Do this |
Locate the string "Error" in the listing below. Copy every line where it is found.

Supplied records |
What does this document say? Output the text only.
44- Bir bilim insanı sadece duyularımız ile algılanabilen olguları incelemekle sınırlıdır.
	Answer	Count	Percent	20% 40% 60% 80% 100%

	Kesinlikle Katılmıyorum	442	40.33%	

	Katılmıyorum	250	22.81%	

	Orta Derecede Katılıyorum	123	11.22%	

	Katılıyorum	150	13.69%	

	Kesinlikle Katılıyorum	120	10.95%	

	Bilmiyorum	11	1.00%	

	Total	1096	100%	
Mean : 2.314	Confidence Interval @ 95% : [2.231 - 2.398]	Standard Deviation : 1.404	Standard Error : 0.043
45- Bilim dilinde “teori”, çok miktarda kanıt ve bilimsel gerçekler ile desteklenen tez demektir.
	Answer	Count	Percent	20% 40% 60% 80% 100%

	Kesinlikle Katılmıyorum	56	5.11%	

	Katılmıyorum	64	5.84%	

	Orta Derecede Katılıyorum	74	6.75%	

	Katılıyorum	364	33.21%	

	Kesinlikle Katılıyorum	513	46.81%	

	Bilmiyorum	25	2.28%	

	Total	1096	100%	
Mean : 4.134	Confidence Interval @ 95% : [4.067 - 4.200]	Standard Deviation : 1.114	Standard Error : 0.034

Reply |
Mean : 2.314	Confidence Interval @ 95% : [2.231 - 2.398]	Standard Deviation : 1.404	Standard Error : 0.043
Mean : 4.134	Confidence Interval @ 95% : [4.067 - 4.200]	Standard Deviation : 1.114	Standard Error : 0.034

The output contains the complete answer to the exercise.